• **Written request**
Copy out every line in which the string "στον" occurs.

• **Records to use**
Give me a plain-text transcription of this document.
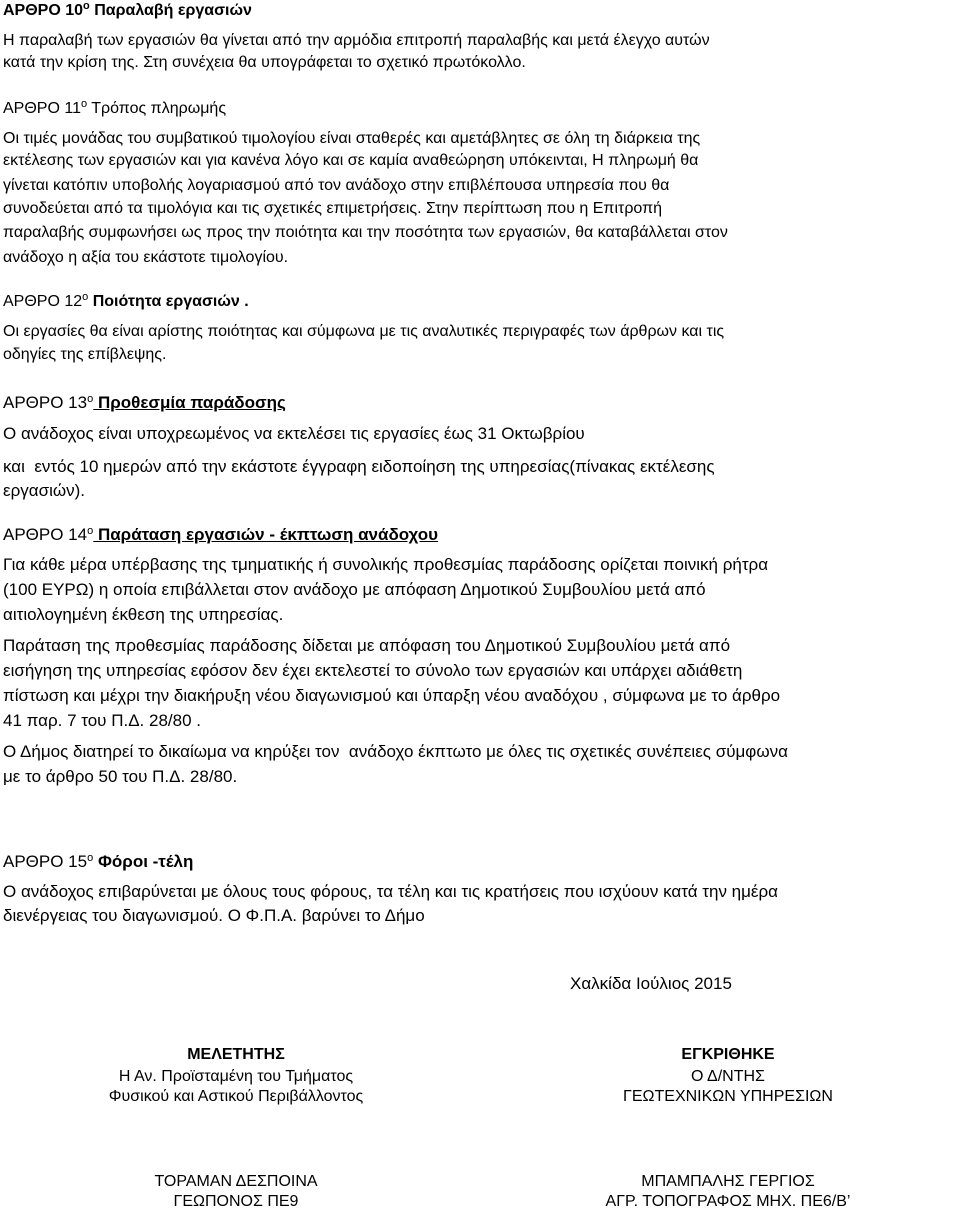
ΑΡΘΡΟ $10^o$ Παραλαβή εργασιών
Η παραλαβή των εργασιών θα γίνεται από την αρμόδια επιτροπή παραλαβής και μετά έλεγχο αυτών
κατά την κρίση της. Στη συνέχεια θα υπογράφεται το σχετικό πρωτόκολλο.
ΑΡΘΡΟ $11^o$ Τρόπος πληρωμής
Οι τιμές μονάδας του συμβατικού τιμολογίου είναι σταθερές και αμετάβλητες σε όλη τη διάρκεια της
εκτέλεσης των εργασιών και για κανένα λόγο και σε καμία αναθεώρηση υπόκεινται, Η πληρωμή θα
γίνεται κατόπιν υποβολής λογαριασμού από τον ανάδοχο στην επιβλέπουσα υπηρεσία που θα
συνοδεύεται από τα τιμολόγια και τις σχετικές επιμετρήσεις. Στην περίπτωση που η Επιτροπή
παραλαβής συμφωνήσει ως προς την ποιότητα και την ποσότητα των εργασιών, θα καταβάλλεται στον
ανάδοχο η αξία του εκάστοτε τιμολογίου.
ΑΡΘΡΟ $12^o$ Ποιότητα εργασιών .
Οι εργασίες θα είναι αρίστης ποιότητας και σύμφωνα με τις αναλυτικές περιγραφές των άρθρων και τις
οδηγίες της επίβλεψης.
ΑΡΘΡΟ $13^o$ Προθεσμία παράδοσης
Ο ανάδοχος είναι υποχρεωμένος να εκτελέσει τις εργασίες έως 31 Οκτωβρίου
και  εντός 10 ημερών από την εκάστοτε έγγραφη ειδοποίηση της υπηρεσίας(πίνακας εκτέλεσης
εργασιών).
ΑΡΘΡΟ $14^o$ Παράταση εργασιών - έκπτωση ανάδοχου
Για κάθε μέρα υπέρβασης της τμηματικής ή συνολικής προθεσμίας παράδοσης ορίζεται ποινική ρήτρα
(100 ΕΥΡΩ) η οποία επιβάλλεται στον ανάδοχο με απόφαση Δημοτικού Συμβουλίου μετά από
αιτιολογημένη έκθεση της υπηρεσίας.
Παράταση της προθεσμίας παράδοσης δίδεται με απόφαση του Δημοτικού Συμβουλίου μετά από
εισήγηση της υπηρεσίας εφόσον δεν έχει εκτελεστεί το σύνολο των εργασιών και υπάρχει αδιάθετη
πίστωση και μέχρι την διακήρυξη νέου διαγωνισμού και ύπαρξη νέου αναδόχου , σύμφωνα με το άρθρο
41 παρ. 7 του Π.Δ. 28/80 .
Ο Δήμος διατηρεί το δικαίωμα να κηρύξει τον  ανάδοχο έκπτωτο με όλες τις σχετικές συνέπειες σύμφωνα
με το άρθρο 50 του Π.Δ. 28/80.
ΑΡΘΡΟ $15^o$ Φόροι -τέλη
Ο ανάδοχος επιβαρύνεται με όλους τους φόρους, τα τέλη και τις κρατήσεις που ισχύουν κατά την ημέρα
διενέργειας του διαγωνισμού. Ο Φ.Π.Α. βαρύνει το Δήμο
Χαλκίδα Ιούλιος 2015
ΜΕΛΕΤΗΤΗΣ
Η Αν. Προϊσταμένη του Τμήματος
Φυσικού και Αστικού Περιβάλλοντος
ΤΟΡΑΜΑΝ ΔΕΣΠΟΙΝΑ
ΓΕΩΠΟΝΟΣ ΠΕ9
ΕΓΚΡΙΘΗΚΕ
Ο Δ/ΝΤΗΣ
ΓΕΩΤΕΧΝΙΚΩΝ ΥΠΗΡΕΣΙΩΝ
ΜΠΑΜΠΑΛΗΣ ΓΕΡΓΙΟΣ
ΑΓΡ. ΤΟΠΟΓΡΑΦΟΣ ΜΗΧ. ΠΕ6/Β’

• **Result of this exercise**
παραλαβής συμφωνήσει ως προς την ποιότητα και την ποσότητα των εργασιών, θα καταβάλλεται στον
(100 ΕΥΡΩ) η οποία επιβάλλεται στον ανάδοχο με απόφαση Δημοτικού Συμβουλίου μετά από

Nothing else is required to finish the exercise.